- [Short problem]:
Of the lines in these entries, how many contain the string "estoit"? Give the number and nothing else.
------------------------------------------------
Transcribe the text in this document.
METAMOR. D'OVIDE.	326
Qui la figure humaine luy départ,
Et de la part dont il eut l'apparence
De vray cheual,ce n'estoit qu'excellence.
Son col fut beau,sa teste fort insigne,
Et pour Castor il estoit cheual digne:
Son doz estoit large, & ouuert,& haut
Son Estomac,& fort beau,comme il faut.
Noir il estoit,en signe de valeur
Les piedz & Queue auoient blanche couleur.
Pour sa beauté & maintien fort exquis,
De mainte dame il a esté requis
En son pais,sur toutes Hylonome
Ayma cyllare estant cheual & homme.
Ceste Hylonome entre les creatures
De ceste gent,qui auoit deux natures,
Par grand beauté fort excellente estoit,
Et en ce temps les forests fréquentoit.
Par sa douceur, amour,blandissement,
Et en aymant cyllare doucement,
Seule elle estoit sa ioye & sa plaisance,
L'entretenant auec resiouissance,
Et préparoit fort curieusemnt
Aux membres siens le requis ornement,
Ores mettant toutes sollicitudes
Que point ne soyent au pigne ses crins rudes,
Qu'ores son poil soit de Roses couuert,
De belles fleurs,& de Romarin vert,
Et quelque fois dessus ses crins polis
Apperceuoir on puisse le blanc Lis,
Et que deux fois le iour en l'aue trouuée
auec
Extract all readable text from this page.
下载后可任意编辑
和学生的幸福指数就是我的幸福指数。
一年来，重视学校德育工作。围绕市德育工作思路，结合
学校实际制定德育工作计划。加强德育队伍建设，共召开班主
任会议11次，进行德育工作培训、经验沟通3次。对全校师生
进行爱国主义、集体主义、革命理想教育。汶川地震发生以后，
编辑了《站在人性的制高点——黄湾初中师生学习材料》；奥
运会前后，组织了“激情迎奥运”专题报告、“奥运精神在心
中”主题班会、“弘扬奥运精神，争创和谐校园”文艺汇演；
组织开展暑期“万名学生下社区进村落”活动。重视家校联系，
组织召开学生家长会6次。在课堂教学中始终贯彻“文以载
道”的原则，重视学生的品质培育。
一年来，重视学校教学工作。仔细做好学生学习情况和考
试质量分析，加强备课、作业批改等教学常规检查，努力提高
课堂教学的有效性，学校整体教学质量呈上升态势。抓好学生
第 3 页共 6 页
------------------------------------------------
- [Written answer]:
6